Dataset items

····················

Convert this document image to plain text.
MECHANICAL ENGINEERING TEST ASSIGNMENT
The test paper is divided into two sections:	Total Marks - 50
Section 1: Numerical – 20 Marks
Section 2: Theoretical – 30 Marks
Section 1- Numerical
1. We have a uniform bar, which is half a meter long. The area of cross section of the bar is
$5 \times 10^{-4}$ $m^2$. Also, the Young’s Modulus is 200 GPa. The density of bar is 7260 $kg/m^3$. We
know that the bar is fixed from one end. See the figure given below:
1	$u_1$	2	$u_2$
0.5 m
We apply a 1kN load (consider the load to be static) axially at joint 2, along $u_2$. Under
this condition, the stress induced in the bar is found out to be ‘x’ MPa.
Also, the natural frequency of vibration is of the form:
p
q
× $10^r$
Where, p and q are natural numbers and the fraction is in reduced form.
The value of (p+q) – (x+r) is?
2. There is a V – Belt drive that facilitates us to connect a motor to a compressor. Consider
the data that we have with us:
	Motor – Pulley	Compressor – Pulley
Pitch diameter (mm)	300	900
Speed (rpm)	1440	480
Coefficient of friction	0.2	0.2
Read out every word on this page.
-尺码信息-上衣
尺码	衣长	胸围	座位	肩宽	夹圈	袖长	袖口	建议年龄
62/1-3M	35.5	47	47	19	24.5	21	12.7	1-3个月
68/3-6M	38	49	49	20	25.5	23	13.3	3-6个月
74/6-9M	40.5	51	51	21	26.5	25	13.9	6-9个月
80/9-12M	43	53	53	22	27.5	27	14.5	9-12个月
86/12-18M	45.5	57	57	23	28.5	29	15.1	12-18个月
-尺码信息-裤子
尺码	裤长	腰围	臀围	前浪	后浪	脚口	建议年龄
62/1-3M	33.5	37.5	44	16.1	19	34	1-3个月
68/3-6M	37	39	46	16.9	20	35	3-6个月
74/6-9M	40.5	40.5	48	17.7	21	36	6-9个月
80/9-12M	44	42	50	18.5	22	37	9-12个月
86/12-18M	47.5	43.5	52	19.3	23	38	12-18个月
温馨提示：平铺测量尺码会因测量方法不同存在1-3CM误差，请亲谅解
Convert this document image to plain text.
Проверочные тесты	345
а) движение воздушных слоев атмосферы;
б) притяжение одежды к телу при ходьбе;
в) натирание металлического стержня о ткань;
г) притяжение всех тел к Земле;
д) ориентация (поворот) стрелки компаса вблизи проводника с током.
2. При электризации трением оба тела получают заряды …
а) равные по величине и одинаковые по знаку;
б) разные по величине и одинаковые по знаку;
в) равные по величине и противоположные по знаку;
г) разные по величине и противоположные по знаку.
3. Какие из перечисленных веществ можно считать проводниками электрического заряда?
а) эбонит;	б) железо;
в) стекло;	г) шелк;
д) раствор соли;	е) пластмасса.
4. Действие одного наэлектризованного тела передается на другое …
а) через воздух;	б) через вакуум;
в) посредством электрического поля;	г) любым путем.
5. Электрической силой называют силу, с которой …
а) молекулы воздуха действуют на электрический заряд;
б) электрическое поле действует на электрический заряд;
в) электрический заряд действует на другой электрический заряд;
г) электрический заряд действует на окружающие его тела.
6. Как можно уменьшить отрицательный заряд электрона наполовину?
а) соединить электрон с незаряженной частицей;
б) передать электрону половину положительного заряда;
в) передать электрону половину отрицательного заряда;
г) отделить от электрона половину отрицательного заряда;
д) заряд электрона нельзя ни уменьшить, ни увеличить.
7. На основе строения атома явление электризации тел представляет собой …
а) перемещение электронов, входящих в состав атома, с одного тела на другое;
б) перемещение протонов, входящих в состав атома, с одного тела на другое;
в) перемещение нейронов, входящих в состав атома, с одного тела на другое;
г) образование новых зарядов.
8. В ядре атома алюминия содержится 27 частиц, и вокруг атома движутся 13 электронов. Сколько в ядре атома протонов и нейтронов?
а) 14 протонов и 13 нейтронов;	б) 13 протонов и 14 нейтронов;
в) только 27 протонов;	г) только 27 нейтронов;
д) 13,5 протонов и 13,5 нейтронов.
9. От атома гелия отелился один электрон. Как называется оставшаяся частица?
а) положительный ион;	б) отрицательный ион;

····················

→ WHAT YOU WILL DO: Print all of the entries again, exactly as written.

→ FINISHED ANSWER:
Convert this document image to plain text.
MECHANICAL ENGINEERING TEST ASSIGNMENT
The test paper is divided into two sections:	Total Marks - 50
Section 1: Numerical – 20 Marks
Section 2: Theoretical – 30 Marks
Section 1- Numerical
1. We have a uniform bar, which is half a meter long. The area of cross section of the bar is
$5 \times 10^{-4}$ $m^2$. Also, the Young’s Modulus is 200 GPa. The density of bar is 7260 $kg/m^3$. We
know that the bar is fixed from one end. See the figure given below:
1	$u_1$	2	$u_2$
0.5 m
We apply a 1kN load (consider the load to be static) axially at joint 2, along $u_2$. Under
this condition, the stress induced in the bar is found out to be ‘x’ MPa.
Also, the natural frequency of vibration is of the form:
p
q
× $10^r$
Where, p and q are natural numbers and the fraction is in reduced form.
The value of (p+q) – (x+r) is?
2. There is a V – Belt drive that facilitates us to connect a motor to a compressor. Consider
the data that we have with us:
	Motor – Pulley	Compressor – Pulley
Pitch diameter (mm)	300	900
Speed (rpm)	1440	480
Coefficient of friction	0.2	0.2
Read out every word on this page.
-尺码信息-上衣
尺码	衣长	胸围	座位	肩宽	夹圈	袖长	袖口	建议年龄
62/1-3M	35.5	47	47	19	24.5	21	12.7	1-3个月
68/3-6M	38	49	49	20	25.5	23	13.3	3-6个月
74/6-9M	40.5	51	51	21	26.5	25	13.9	6-9个月
80/9-12M	43	53	53	22	27.5	27	14.5	9-12个月
86/12-18M	45.5	57	57	23	28.5	29	15.1	12-18个月
-尺码信息-裤子
尺码	裤长	腰围	臀围	前浪	后浪	脚口	建议年龄
62/1-3M	33.5	37.5	44	16.1	19	34	1-3个月
68/3-6M	37	39	46	16.9	20	35	3-6个月
74/6-9M	40.5	40.5	48	17.7	21	36	6-9个月
80/9-12M	44	42	50	18.5	22	37	9-12个月
86/12-18M	47.5	43.5	52	19.3	23	38	12-18个月
温馨提示：平铺测量尺码会因测量方法不同存在1-3CM误差，请亲谅解
Convert this document image to plain text.
Проверочные тесты	345
а) движение воздушных слоев атмосферы;
б) притяжение одежды к телу при ходьбе;
в) натирание металлического стержня о ткань;
г) притяжение всех тел к Земле;
д) ориентация (поворот) стрелки компаса вблизи проводника с током.
2. При электризации трением оба тела получают заряды …
а) равные по величине и одинаковые по знаку;
б) разные по величине и одинаковые по знаку;
в) равные по величине и противоположные по знаку;
г) разные по величине и противоположные по знаку.
3. Какие из перечисленных веществ можно считать проводниками электрического заряда?
а) эбонит;	б) железо;
в) стекло;	г) шелк;
д) раствор соли;	е) пластмасса.
4. Действие одного наэлектризованного тела передается на другое …
а) через воздух;	б) через вакуум;
в) посредством электрического поля;	г) любым путем.
5. Электрической силой называют силу, с которой …
а) молекулы воздуха действуют на электрический заряд;
б) электрическое поле действует на электрический заряд;
в) электрический заряд действует на другой электрический заряд;
г) электрический заряд действует на окружающие его тела.
6. Как можно уменьшить отрицательный заряд электрона наполовину?
а) соединить электрон с незаряженной частицей;
б) передать электрону половину положительного заряда;
в) передать электрону половину отрицательного заряда;
г) отделить от электрона половину отрицательного заряда;
д) заряд электрона нельзя ни уменьшить, ни увеличить.
7. На основе строения атома явление электризации тел представляет собой …
а) перемещение электронов, входящих в состав атома, с одного тела на другое;
б) перемещение протонов, входящих в состав атома, с одного тела на другое;
в) перемещение нейронов, входящих в состав атома, с одного тела на другое;
г) образование новых зарядов.
8. В ядре атома алюминия содержится 27 частиц, и вокруг атома движутся 13 электронов. Сколько в ядре атома протонов и нейтронов?
а) 14 протонов и 13 нейтронов;	б) 13 протонов и 14 нейтронов;
в) только 27 протонов;	г) только 27 нейтронов;
д) 13,5 протонов и 13,5 нейтронов.
9. От атома гелия отелился один электрон. Как называется оставшаяся частица?
а) положительный ион;	б) отрицательный ион;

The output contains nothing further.